EXERCISE —
Filter the records below and copy every line containing the word "text".

#####

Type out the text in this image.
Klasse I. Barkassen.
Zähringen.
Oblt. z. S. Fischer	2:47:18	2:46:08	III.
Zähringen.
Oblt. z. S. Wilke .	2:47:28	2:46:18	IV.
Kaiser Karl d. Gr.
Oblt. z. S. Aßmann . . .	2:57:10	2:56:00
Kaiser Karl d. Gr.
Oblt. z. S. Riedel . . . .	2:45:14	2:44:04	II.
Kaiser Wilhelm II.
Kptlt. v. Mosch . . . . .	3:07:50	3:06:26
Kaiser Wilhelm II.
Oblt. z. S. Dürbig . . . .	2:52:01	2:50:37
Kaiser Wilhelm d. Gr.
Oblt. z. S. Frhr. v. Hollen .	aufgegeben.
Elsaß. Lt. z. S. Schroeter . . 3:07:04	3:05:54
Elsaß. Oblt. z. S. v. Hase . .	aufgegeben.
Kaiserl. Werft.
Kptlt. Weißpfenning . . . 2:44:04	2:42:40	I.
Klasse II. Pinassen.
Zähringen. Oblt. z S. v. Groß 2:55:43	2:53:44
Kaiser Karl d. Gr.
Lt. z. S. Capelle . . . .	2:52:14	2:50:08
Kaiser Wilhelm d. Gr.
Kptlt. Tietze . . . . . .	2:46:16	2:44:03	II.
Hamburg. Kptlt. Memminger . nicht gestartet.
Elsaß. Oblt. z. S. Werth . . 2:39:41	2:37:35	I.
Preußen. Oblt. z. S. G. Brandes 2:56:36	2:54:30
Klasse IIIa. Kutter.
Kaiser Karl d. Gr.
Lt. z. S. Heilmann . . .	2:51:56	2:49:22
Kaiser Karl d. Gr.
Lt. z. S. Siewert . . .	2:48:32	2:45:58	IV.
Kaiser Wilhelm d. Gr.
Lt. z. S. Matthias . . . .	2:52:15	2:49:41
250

#####

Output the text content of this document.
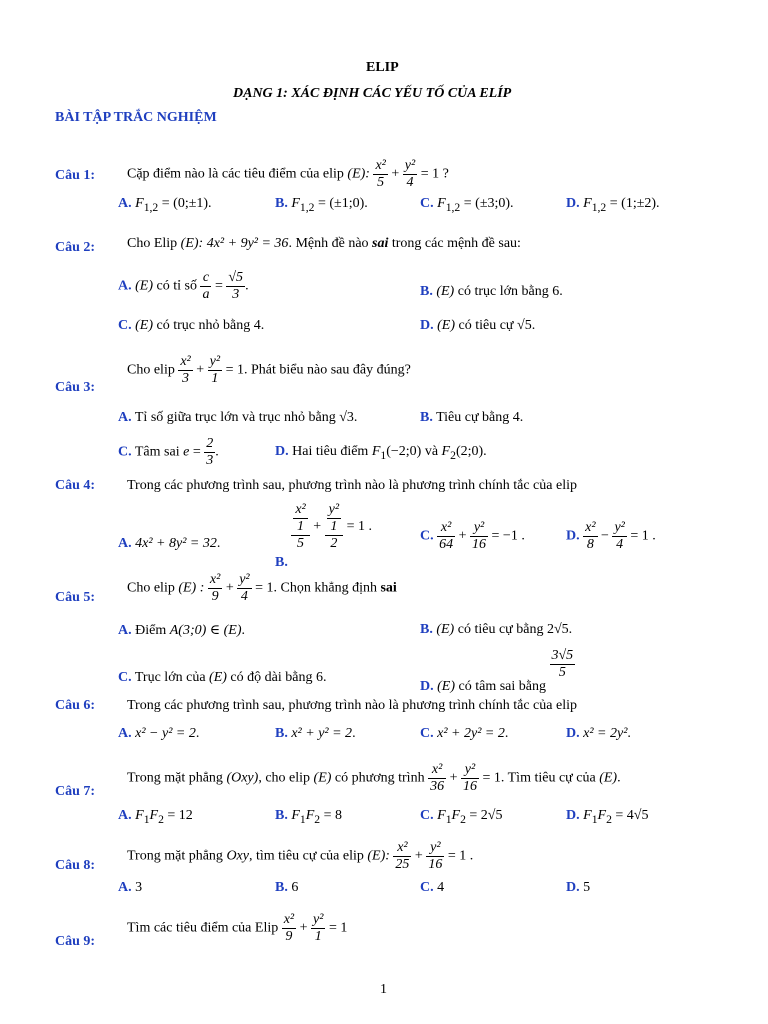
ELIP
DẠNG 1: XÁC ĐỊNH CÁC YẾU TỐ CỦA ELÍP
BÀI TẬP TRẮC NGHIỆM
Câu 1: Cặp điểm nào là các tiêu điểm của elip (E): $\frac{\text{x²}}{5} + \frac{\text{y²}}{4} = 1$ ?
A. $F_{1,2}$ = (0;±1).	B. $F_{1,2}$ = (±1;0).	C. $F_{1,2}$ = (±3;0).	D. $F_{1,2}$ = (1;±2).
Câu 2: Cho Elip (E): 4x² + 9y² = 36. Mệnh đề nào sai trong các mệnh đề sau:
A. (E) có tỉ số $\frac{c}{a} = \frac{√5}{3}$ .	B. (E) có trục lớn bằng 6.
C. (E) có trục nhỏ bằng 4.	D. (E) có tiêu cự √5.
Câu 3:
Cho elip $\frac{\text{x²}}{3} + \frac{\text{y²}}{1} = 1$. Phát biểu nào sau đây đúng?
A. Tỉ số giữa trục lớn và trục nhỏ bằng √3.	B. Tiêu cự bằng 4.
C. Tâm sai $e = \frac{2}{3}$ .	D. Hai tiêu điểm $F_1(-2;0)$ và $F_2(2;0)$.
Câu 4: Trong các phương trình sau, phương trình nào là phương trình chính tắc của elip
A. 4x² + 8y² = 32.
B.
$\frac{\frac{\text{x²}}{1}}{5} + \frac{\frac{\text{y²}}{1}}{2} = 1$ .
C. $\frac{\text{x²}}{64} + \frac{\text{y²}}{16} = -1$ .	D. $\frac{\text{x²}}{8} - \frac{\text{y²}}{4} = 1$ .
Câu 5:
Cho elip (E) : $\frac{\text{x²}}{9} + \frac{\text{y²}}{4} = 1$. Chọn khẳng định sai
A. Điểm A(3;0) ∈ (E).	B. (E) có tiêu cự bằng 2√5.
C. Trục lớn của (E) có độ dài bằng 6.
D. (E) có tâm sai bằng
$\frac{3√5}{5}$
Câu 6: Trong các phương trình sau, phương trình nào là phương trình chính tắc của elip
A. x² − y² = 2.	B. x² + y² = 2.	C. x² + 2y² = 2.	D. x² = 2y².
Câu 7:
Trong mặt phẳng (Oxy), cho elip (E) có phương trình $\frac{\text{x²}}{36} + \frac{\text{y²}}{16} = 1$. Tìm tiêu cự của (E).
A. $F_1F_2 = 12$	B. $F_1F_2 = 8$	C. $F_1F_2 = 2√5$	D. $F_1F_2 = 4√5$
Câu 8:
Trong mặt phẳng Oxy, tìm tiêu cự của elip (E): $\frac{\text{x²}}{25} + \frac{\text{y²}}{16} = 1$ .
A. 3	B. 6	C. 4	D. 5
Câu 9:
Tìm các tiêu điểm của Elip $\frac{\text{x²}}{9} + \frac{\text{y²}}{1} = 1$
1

#####

EXERCISE ANSWER —
Type out the text in this image.
Output the text content of this document.
Câu 1: Cặp điểm nào là các tiêu điểm của elip (E): $\frac{\text{x²}}{5} + \frac{\text{y²}}{4} = 1$ ?
Cho elip $\frac{\text{x²}}{3} + \frac{\text{y²}}{1} = 1$. Phát biểu nào sau đây đúng?
$\frac{\frac{\text{x²}}{1}}{5} + \frac{\frac{\text{y²}}{1}}{2} = 1$ .
C. $\frac{\text{x²}}{64} + \frac{\text{y²}}{16} = -1$ .	D. $\frac{\text{x²}}{8} - \frac{\text{y²}}{4} = 1$ .
Cho elip (E) : $\frac{\text{x²}}{9} + \frac{\text{y²}}{4} = 1$. Chọn khẳng định sai
Trong mặt phẳng (Oxy), cho elip (E) có phương trình $\frac{\text{x²}}{36} + \frac{\text{y²}}{16} = 1$. Tìm tiêu cự của (E).
Trong mặt phẳng Oxy, tìm tiêu cự của elip (E): $\frac{\text{x²}}{25} + \frac{\text{y²}}{16} = 1$ .
Tìm các tiêu điểm của Elip $\frac{\text{x²}}{9} + \frac{\text{y²}}{1} = 1$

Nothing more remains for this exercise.